------ Fragmento ------
El derecho contra el capital. Enrique González Rojo
En este sentido, las libertades negativas se topan (tanto como las positivas) necesariamente con el problema de cómo obtener los recursos necesarios para garantizarlas y, al menos en ese sentido, se ven forzadas a intervenir en el ámbito privado de la propiedad privada por la vía de la recaudación.
No hay, pues, ningún derecho ni garantía (ni negativo ni positivo) que pueda eludir esta cuestión de los recursos y la recaudación tributaria y, por lo tanto, ningún derecho que no implique, como mínimo en ese sentido, la necesidad de tomar decisiones políticas (y hacerlas efectivas con carácter coactivo) que interfieren de un modo sustancial en el terreno privado de la propiedad individual.
En este sentido, la decisión política de ampliar las garantías de “integridad personal” hasta el punto de asegurar no sólo seguridad sino también, por ejemplo, dos mil calorías diarias, vivienda o acceso a servicios sanitarios no introduce ninguna novedad sustancial (sólo de grado) en lo relativo a la “interferencia” que implica respecto al espacio privado de la renta y el patrimonio.
4.2. Una confusión interesada: derechos fundamentales y derechos patrimoniales
Ahora bien, junto a esta distinción (a nuestro entender engañosa) entre libertades positivas y negativas, el discurso liberal reposa en una confusión (a nuestro entender interesada) entre derechos fundamentales y derechos patrimoniales. En efecto (al menos algunos comunistas) no rechazamos discutir la cuestión a partir del reconocimiento del carácter inalienable (absoluto e incondicionado) de ciertos derechos fundamentales (que remiten, sí, a derechos y garantías de los individuos que deben ser respetados con carácter incondicionado).
Pero, a este respecto, creemos que la discusión debe centrarse en qué cabe considerar derechos fundamentales y qué no y, ciertamente, la principal estrategia de los discursos liberales pasa siempre por defender que el derecho de propiedad debe contarse sin duda entre ellos. Sin embargo, como demuestra Ferrajoli de un modo a nuestro entender incontrovertible, el “derecho de propiedad” no reúne los requisitos mínimos que caracterizan a los derechos fundamentales, empezando, evidentemente, por el principal y decisivo de estos requisitos que es, precisamente, el de la posibilidad de ser derechos para todos por igual. En efecto, resulta absurdo reclamar como derecho fundamental algo que puedo tener yo sólo a condición de que no lo tenga nadie más (tal como ocurre con la propiedad sobre bienes materiales). Ciertamente, yo puedo tener un derecho de propiedad sobre las tierras de mi familia, y puede tratarse de un derecho importante, pero no puedo pretender que la propiedad-sobre-las-tierras-de-mi-familia constituya un derecho fundamental, pues con ello estaría exigiendo que la propiedad-sobre-las-tierras-de-mi-familia fuese un derecho igual para todos, lo cual es absurdo, dado que el concepto de propiedad ya no significaría nada.
------
Tu tarea:
Prosigue el fragmento sobre la propiedad y los derechos fundamentales a partir de su última oración.
------ Datos disponibles ------
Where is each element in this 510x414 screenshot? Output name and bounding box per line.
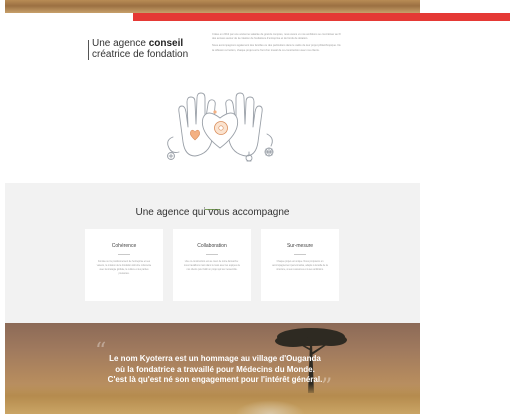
------
Respuesta correcta:
Otra cosa enteramente distinta (y que sí es, como resulta evidente, perfectamente universalizable) es el derecho de los individuos a ser, en general, sujetos del derecho a propiedad. Todos somos posibles sujetos del derecho de propiedad, pero no cabe pretender que, a partir de ahí, se conviertan en “derecho fundamental” las cuestiones relativas al patrimonio en concreto y a las distribuciones patrimoniales de hecho.
Así pues, la textura mínima que define a los derechos fundamentales es su posibilidad de estar asegurados por igual para todos. Y éste puede ser el caso, por ejemplo, de la libertad de expresión, el derecho a recibir asistencia sanitaria o educación y, también, la posibilidad de ser propietario de bienes en general. Sin embargo, la propiedad privada sobre esas tierras o aquella renta no puede, por definición, ser universalizada y, por lo tanto, no puede aspirar al rango de derecho fundamental. La propiedad sobre un patrimonio concreto puede sin duda constituir un derecho más o menos importante. Pero, insistimos una vez más, el derecho sobre un patrimonio en concreto sólo se puede tener a condición de que no lo tenga nadie más y, por lo tanto, puede constituir un derecho, sí, pero no un derecho fundamental en ningún caso, sino sólo un derecho patrimonial.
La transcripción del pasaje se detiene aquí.